• BRANO
════════════════

Icontroversy e Criminal Candy contro l’ omofobia

Si è tenuta sabato 13 ottobre, la presentazione in anteprima del cortometraggio Icontroversy, un messaggio chiaro e netto su una di quelle che può essere definita “la piaga sociale moderna”: l’omofobia. L’evento, organizzato dal gruppo Criminal Candy, si è svolto presso il Metropolis ad Ischitella.

IL PROBLEMA. L’omofobia come la tutela “del diverso” in sé, è uno delle problematichevsociali più gravi e controverse del nostro tempo e sopratutto del nostro paese.

Il sistema giudiziario italiano è privo di leggi che tuteli gli omosessuali o che quanto meno introduca come aggravante in un caso di violenza l’odio nei confronti di un diverso orientamento sessuale, cosa prevista, invece, nel caso di questioni religiose o razziali. Cosa, in realtà, porti una persona ad “odiare” o a deriderne un altra, solo in virtù del suo orientamento sessuale, nessuno lo sa.

Un fattp è che sin da piccoli ci viene insegnato ad essere “uguali” agli altri, ad amalgamarci con la massa. Pirandello descriveva la società utilizzando il termine di “pupazzata”: una costruzione fittizia che impoverisce l’uomo costringendolo a indossare una maschera, che lo renda quanto più possibile simile agli altri, facendogli però perdere di vista chi è in realtà. È davvero questo che vogliamo?

ICONTROVERSY. È il cortometraggio nato dal genio del giovane cineasta napoletano Antonio Prisco che, armato di un i-Phone e di occhi critici sul mondo, ha deciso di dire la sua a riguardo.

════════════════

• I DATI
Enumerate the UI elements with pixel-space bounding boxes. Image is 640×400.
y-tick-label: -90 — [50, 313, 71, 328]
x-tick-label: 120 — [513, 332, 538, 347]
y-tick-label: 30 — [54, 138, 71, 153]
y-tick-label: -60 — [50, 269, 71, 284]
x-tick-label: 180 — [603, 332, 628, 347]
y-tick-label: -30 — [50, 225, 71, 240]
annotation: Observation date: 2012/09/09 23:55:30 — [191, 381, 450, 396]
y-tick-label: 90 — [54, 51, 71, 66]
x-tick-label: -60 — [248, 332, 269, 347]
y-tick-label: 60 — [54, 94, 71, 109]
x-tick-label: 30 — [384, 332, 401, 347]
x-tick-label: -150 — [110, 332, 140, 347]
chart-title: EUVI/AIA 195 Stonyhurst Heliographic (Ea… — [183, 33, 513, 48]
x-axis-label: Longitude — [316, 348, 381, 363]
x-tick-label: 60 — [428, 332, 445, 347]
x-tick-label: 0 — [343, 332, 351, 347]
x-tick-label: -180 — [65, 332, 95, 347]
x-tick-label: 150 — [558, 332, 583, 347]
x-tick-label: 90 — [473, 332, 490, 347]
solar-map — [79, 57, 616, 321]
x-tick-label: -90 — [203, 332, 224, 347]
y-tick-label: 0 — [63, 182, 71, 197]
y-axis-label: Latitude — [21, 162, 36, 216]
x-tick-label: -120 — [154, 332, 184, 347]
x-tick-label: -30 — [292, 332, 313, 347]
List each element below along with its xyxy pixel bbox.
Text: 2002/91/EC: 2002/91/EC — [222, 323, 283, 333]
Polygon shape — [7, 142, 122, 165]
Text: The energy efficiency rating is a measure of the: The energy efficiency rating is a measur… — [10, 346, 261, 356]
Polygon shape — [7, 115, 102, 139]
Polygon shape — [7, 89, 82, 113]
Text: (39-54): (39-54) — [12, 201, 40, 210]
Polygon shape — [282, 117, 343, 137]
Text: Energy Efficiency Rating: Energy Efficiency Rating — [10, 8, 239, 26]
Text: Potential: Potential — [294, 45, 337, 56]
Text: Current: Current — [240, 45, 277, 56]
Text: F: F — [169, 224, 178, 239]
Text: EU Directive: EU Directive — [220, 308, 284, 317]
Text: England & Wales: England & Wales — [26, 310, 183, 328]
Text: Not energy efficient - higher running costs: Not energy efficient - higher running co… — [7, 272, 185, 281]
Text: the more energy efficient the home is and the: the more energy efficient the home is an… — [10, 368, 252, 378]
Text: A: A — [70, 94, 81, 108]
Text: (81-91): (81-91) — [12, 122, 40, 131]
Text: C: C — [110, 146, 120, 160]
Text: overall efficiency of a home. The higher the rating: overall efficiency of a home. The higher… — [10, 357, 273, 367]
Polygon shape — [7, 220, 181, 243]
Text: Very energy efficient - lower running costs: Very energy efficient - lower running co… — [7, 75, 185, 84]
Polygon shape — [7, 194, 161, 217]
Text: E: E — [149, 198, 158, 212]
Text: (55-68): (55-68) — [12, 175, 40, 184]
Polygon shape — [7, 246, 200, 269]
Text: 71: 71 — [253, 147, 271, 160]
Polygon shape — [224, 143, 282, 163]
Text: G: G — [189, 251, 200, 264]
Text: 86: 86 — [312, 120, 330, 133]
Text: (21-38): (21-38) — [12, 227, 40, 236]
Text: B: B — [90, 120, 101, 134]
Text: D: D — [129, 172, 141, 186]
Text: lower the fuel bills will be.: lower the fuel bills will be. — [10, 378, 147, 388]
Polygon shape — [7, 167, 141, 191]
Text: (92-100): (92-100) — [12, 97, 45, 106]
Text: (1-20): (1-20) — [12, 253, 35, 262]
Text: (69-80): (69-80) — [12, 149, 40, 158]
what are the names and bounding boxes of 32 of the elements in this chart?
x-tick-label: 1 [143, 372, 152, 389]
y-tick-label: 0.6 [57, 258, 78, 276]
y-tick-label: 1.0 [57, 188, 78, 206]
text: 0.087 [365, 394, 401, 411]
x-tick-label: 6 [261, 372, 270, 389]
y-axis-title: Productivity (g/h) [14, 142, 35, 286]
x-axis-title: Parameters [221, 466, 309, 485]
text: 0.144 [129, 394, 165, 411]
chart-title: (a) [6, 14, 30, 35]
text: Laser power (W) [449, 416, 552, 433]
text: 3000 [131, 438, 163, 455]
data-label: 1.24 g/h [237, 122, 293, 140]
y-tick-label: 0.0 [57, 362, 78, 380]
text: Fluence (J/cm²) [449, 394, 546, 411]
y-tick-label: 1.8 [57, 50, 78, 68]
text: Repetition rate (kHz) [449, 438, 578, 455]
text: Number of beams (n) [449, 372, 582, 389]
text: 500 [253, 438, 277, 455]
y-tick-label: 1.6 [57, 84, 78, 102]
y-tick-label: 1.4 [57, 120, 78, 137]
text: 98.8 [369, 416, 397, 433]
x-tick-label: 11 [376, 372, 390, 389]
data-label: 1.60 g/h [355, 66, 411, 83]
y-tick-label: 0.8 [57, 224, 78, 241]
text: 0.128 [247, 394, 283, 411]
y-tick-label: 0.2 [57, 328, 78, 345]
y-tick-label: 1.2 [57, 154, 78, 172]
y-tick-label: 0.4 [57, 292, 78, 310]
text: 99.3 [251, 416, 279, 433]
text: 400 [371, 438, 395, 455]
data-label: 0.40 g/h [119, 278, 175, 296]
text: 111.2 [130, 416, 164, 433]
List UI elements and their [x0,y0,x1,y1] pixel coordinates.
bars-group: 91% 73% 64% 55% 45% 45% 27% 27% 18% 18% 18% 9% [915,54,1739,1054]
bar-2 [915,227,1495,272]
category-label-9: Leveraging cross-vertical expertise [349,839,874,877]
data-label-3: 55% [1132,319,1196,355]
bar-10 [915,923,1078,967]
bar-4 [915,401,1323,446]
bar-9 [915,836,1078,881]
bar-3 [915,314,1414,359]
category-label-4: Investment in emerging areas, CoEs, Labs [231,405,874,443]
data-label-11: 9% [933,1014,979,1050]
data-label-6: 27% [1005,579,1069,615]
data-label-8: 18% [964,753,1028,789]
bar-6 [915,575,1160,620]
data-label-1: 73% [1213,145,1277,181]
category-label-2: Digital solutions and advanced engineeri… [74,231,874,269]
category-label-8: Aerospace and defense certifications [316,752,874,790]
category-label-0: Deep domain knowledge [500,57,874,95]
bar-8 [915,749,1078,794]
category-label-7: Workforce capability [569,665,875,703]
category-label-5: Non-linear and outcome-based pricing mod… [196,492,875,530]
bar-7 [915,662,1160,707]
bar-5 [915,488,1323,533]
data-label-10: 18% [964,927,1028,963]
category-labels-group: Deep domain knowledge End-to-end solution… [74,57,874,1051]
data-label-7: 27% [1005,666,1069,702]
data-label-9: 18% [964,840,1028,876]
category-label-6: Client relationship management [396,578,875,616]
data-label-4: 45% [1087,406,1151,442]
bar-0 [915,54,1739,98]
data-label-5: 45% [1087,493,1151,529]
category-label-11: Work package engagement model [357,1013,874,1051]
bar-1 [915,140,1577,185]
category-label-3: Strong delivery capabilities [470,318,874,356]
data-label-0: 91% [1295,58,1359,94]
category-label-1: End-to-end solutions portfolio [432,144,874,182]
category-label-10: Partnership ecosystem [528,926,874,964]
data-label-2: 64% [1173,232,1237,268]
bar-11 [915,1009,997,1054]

════════════════

• COMPITI DA SVOLGERE
(a) Secondo il brano sull'omofobia, in quale locale si è svolta la presentazione del cortometraggio?
(b) Prosegui il brano sull'omofobia a partire dall'ultima frase riportata.

• SOLUZIONI
(a) Presso il Metropolis ad Ischitella.

(b)
«Il mio piccolo film nasce dal desiderio di esprimere un punto di vista sul clima di ostilità nei confronti delle minoranze in un momento storico difficile per l’Italia. Leggo dovunque commenti imbarazzanti sulle priorità del paese e che dovremmo preoccuparci di sfamare le famiglie piuttosto che fare leggi contro l’omofobia o per il rispetto delle minoranze. Questo genere di cose mi lasciano molto perplesso. Mi irrita l’idea di sentire cose del genere nel 2012. Così ho preso in mano un i-Phone, ho cominciato a dire la mia anche io. E’ nato tutto per un desiderio di libertà, di esprimere un’opinione, di dire che non sono d’accordo. Nel cortometraggio ci sono molti simboli religiosi. In realtà non è una critica alla Chiesa, voglio solo dare una visione di ciò che ho letto nella Bibbia alternativa.»

Queste le parole del giovane regista, tratte da un intervista pubblicata sul sito www.artsdblog.it.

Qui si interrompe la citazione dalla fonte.